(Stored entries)

****

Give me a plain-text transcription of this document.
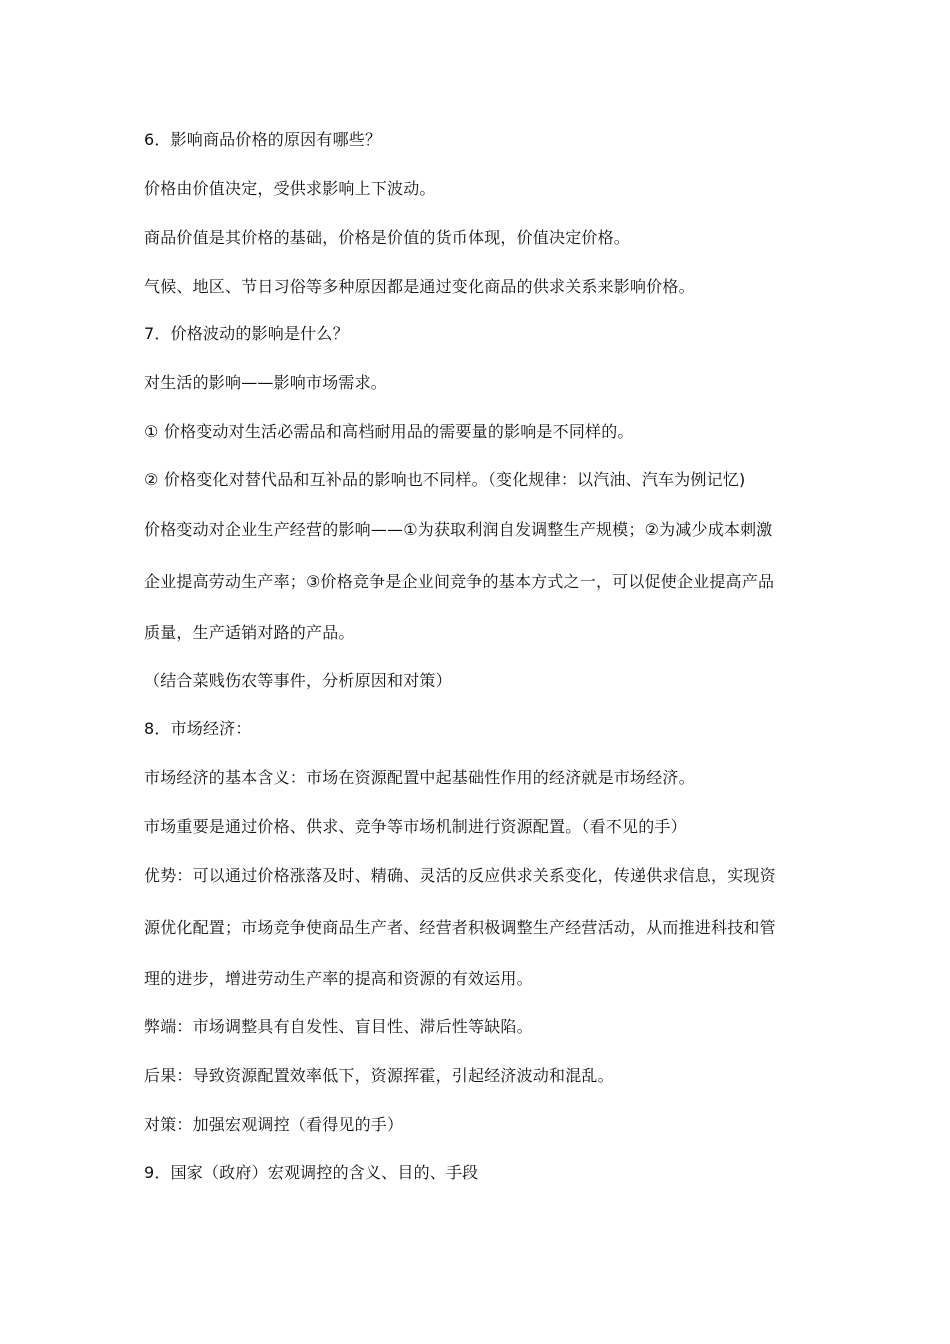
6．影响商品价格的原因有哪些？
价格由价值决定，受供求影响上下波动。
商品价值是其价格的基础，价格是价值的货币体现，价值决定价格。
气候、地区、节日习俗等多种原因都是通过变化商品的供求关系来影响价格。
7．价格波动的影响是什么？
对生活的影响——影响市场需求。
① 价格变动对生活必需品和高档耐用品的需要量的影响是不同样的。
② 价格变化对替代品和互补品的影响也不同样。（变化规律：以汽油、汽车为例记忆)
价格变动对企业生产经营的影响——①为获取利润自发调整生产规模；②为减少成本刺激
企业提高劳动生产率；③价格竞争是企业间竞争的基本方式之一，可以促使企业提高产品
质量，生产适销对路的产品。
（结合菜贱伤农等事件，分析原因和对策）
8．市场经济：
市场经济的基本含义：市场在资源配置中起基础性作用的经济就是市场经济。
市场重要是通过价格、供求、竞争等市场机制进行资源配置。（看不见的手）
优势：可以通过价格涨落及时、精确、灵活的反应供求关系变化，传递供求信息，实现资
源优化配置；市场竞争使商品生产者、经营者积极调整生产经营活动，从而推进科技和管
理的进步，增进劳动生产率的提高和资源的有效运用。
弊端：市场调整具有自发性、盲目性、滞后性等缺陷。
后果：导致资源配置效率低下，资源挥霍，引起经济波动和混乱。
对策：加强宏观调控（看得见的手）
9．国家（政府）宏观调控的含义、目的、手段
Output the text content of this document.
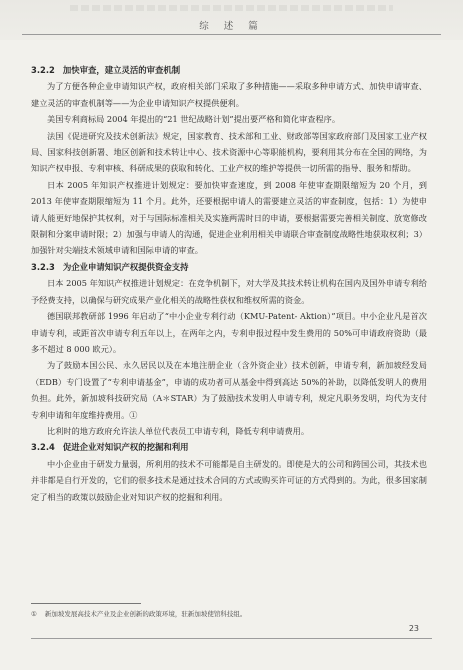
综 述 篇

3.2.2 加快审查，建立灵活的审查机制

为了方便各种企业申请知识产权，政府相关部门采取了多种措施——采取多种申请方式、加快申请审查、建立灵活的审查机制等——为企业申请知识产权提供便利。

美国专利商标局 2004 年提出的“21 世纪战略计划”提出要严格和简化审查程序。

法国《促进研究及技术创新法》规定，国家教育、技术部和工业、财政部等国家政府部门及国家工业产权局、国家科技创新署、地区创新和技术转让中心、技术资源中心等职能机构，要利用其分布在全国的网络，为知识产权申报、专利审核、科研成果的获取和转化、工业产权的维护等提供一切所需的指导、服务和帮助。

日本 2005 年知识产权推进计划规定：要加快审查速度，到 2008 年使审查期限缩短为 20 个月，到 2013 年使审查期限缩短为 11 个月。此外，还要根据申请人的需要建立灵活的审查制度，包括：1）为使申请人能更好地保护其权利，对于与国际标准相关及实施两需时日的申请，要根据需要完善相关制度、放宽修改限制和分案申请时限；2）加强与申请人的沟通，促进企业利用相关申请联合审查制度战略性地获取权利；3）加强针对尖端技术领域申请和国际申请的审查。

3.2.3 为企业申请知识产权提供资金支持

日本 2005 年知识产权推进计划规定：在竞争机制下，对大学及其技术转让机构在国内及国外申请专利给予经费支持，以确保与研究成果产业化相关的战略性获权和维权所需的资金。

德国联邦教研部 1996 年启动了“中小企业专利行动（KMU-Patent- Aktion）”项目。中小企业凡是首次申请专利，或距首次申请专利五年以上，在两年之内，专利申报过程中发生费用的 50%可申请政府资助（最多不超过 8 000 欧元）。

为了鼓励本国公民、永久居民以及在本地注册企业（含外资企业）技术创新，申请专利，新加坡经发局（EDB）专门设置了“专利申请基金”，申请的成功者可从基金中得到高达 50%的补助，以降低发明人的费用负担。此外，新加坡科技研究局（A＊STAR）为了鼓励技术发明人申请专利，规定凡职务发明，均代为支付专利申请和年度维持费用。①

比利时的地方政府允许法人单位代表员工申请专利，降低专利申请费用。

3.2.4 促进企业对知识产权的挖掘和利用

中小企业由于研发力量弱，所利用的技术不可能都是自主研发的。即使是大的公司和跨国公司，其技术也并非都是自行开发的，它们的很多技术是通过技术合同的方式或购买许可证的方式得到的。为此，很多国家制定了相当的政策以鼓励企业对知识产权的挖掘和利用。

① 新加坡发展高技术产业及企业创新的政策环境，驻新加坡使馆科技组。
23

****

§ **Set task**: The records above need to be restated word for word, with the pictures left out.

§ **Answer to the problem**:
Give me a plain-text transcription of this document.
6．影响商品价格的原因有哪些？
价格由价值决定，受供求影响上下波动。
商品价值是其价格的基础，价格是价值的货币体现，价值决定价格。
气候、地区、节日习俗等多种原因都是通过变化商品的供求关系来影响价格。
7．价格波动的影响是什么？
对生活的影响——影响市场需求。
① 价格变动对生活必需品和高档耐用品的需要量的影响是不同样的。
② 价格变化对替代品和互补品的影响也不同样。（变化规律：以汽油、汽车为例记忆)
价格变动对企业生产经营的影响——①为获取利润自发调整生产规模；②为减少成本刺激
企业提高劳动生产率；③价格竞争是企业间竞争的基本方式之一，可以促使企业提高产品
质量，生产适销对路的产品。
（结合菜贱伤农等事件，分析原因和对策）
8．市场经济：
市场经济的基本含义：市场在资源配置中起基础性作用的经济就是市场经济。
市场重要是通过价格、供求、竞争等市场机制进行资源配置。（看不见的手）
优势：可以通过价格涨落及时、精确、灵活的反应供求关系变化，传递供求信息，实现资
源优化配置；市场竞争使商品生产者、经营者积极调整生产经营活动，从而推进科技和管
理的进步，增进劳动生产率的提高和资源的有效运用。
弊端：市场调整具有自发性、盲目性、滞后性等缺陷。
后果：导致资源配置效率低下，资源挥霍，引起经济波动和混乱。
对策：加强宏观调控（看得见的手）
9．国家（政府）宏观调控的含义、目的、手段
Output the text content of this document.
综 述 篇

3.2.2 加快审查，建立灵活的审查机制

为了方便各种企业申请知识产权，政府相关部门采取了多种措施——采取多种申请方式、加快申请审查、建立灵活的审查机制等——为企业申请知识产权提供便利。

美国专利商标局 2004 年提出的“21 世纪战略计划”提出要严格和简化审查程序。

法国《促进研究及技术创新法》规定，国家教育、技术部和工业、财政部等国家政府部门及国家工业产权局、国家科技创新署、地区创新和技术转让中心、技术资源中心等职能机构，要利用其分布在全国的网络，为知识产权申报、专利审核、科研成果的获取和转化、工业产权的维护等提供一切所需的指导、服务和帮助。

日本 2005 年知识产权推进计划规定：要加快审查速度，到 2008 年使审查期限缩短为 20 个月，到 2013 年使审查期限缩短为 11 个月。此外，还要根据申请人的需要建立灵活的审查制度，包括：1）为使申请人能更好地保护其权利，对于与国际标准相关及实施两需时日的申请，要根据需要完善相关制度、放宽修改限制和分案申请时限；2）加强与申请人的沟通，促进企业利用相关申请联合审查制度战略性地获取权利；3）加强针对尖端技术领域申请和国际申请的审查。

3.2.3 为企业申请知识产权提供资金支持

日本 2005 年知识产权推进计划规定：在竞争机制下，对大学及其技术转让机构在国内及国外申请专利给予经费支持，以确保与研究成果产业化相关的战略性获权和维权所需的资金。

德国联邦教研部 1996 年启动了“中小企业专利行动（KMU-Patent- Aktion）”项目。中小企业凡是首次申请专利，或距首次申请专利五年以上，在两年之内，专利申报过程中发生费用的 50%可申请政府资助（最多不超过 8 000 欧元）。

为了鼓励本国公民、永久居民以及在本地注册企业（含外资企业）技术创新，申请专利，新加坡经发局（EDB）专门设置了“专利申请基金”，申请的成功者可从基金中得到高达 50%的补助，以降低发明人的费用负担。此外，新加坡科技研究局（A＊STAR）为了鼓励技术发明人申请专利，规定凡职务发明，均代为支付专利申请和年度维持费用。①

比利时的地方政府允许法人单位代表员工申请专利，降低专利申请费用。

3.2.4 促进企业对知识产权的挖掘和利用

中小企业由于研发力量弱，所利用的技术不可能都是自主研发的。即使是大的公司和跨国公司，其技术也并非都是自行开发的，它们的很多技术是通过技术合同的方式或购买许可证的方式得到的。为此，很多国家制定了相当的政策以鼓励企业对知识产权的挖掘和利用。

① 新加坡发展高技术产业及企业创新的政策环境，驻新加坡使馆科技组。
23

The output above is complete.